Status

StateDraft
Discussion Thread


Vote Thread
Vote Result Thread
Progress Tacking (PR/GitHub Project/Issue Label)
Date Created

2024-03-05

Version Released
Authors

This AIP is part of AIP-63, which aims to add DAG Versioning to Airflow.

This AIP is very much still a work in progress. It is the next (and likely final) step in the path to supporting DAG Versioning in Airflow. All of this is subject to change, but shows the high level vision of what this feature will allow.

Motivation

Today Airflow will always execute a task using the latest DAG code. While in some cases this may be what users want, in others it may be desired to complete a whole DAG run on a single version of a DAGs code. Or, when clearing tasks in older runs, allow that task to run on the DAG code at the time of the original run.

Considerations

We will introduce the concept of a DAG bundle (a collection of DAG files and other files) and allow Airflow to choose which version of a DAG bundle to use for a given task try. This means that a DAG run could continue running on the same DAG code for the entire run, even if the DAG is changed mid way through, as the worker can retrieve a specific DAG bundle when running a task.

This will require Airflow to support a different way of finding DAG bundles - it can no longer simply expect them on local disk. This will be done in a pluggable way by building in support for DAG bundle backends, with optional versioning support, so the ecosystem can evolve as time goes on.

--------------------------------------------------

* [THE TASK]: Resume the text on DAG versioning in Airflow, picking up after its final sentence. The material that follows comes from a different source than the DAG versioning text above.

* [SUPPLIED DATA]:
--------------------------------------------------

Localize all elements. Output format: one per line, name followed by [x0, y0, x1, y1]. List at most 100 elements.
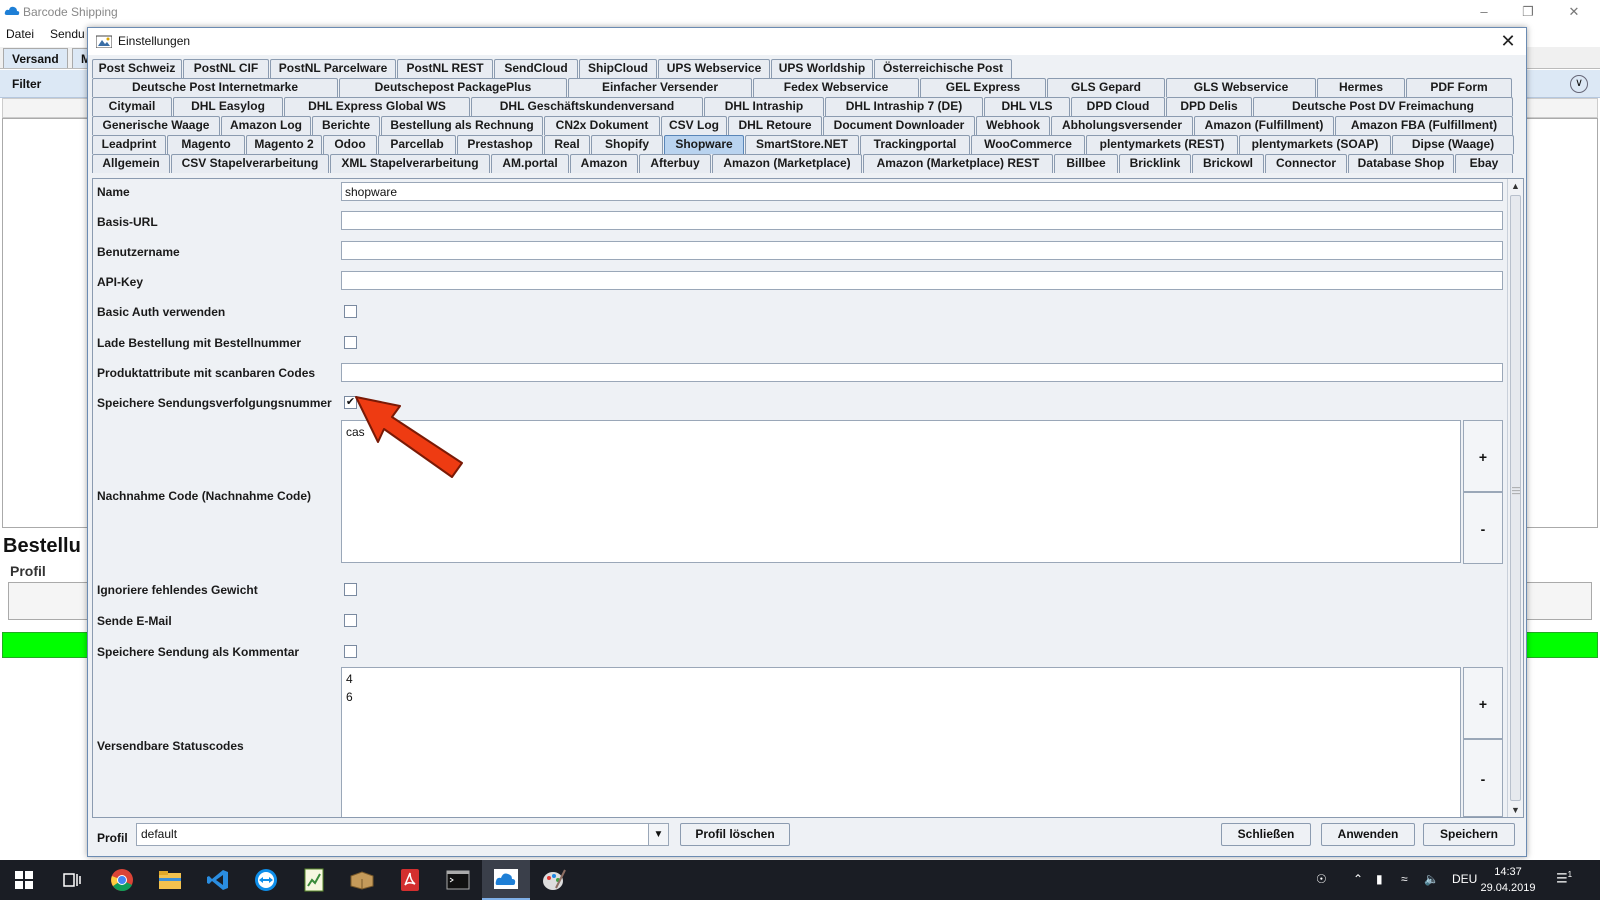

--------------------------------------------------

* [TASK OUTPUT]:
By default DAG runs will execute on the same DAG bundle for the whole run, assuming the DAG bundle backend supports versioning. However, DAGs can opt to continue the existing behavior of running on the latest DAG code instead.

Pluggable DAG bundle backends

DAG bundle backends will allow Airflow to retrieve DAG bundles at a given version at any point in time. Since it’s common that DAGs are not simply contained in a single file, we require a way to version a whole set of files at the same time. How this is accomplished will depend on the backend. Airflow will only operate on complete DAG bundles - it will never attempt to identify or fetch a subset of a DAG bundle.

While we are still determining which DAG bundle backends will be available initially, it is likely that we have support for git and versioned buckets (like s3) from day 1.

It will be possible to have a DAG bundle backend that does not support versioning as well. This is primarily to allow a native local dev experience, but does open the door to other remote backends that may not meet Airflow versioning requirements.

By default Airflow will configure a local filesystem backed DAG bundle backend that does not support versioning, to support the local dev experience. This backend will expose DAGs from the currently configured DAG directory to Airflow, maintaining backward compatibility.

Parsing and the scheduler

Parsing will always happen on the latest version of the DAG bundles, as is the case today. The scheduler will also use the latest version when dealing with new DAG runs.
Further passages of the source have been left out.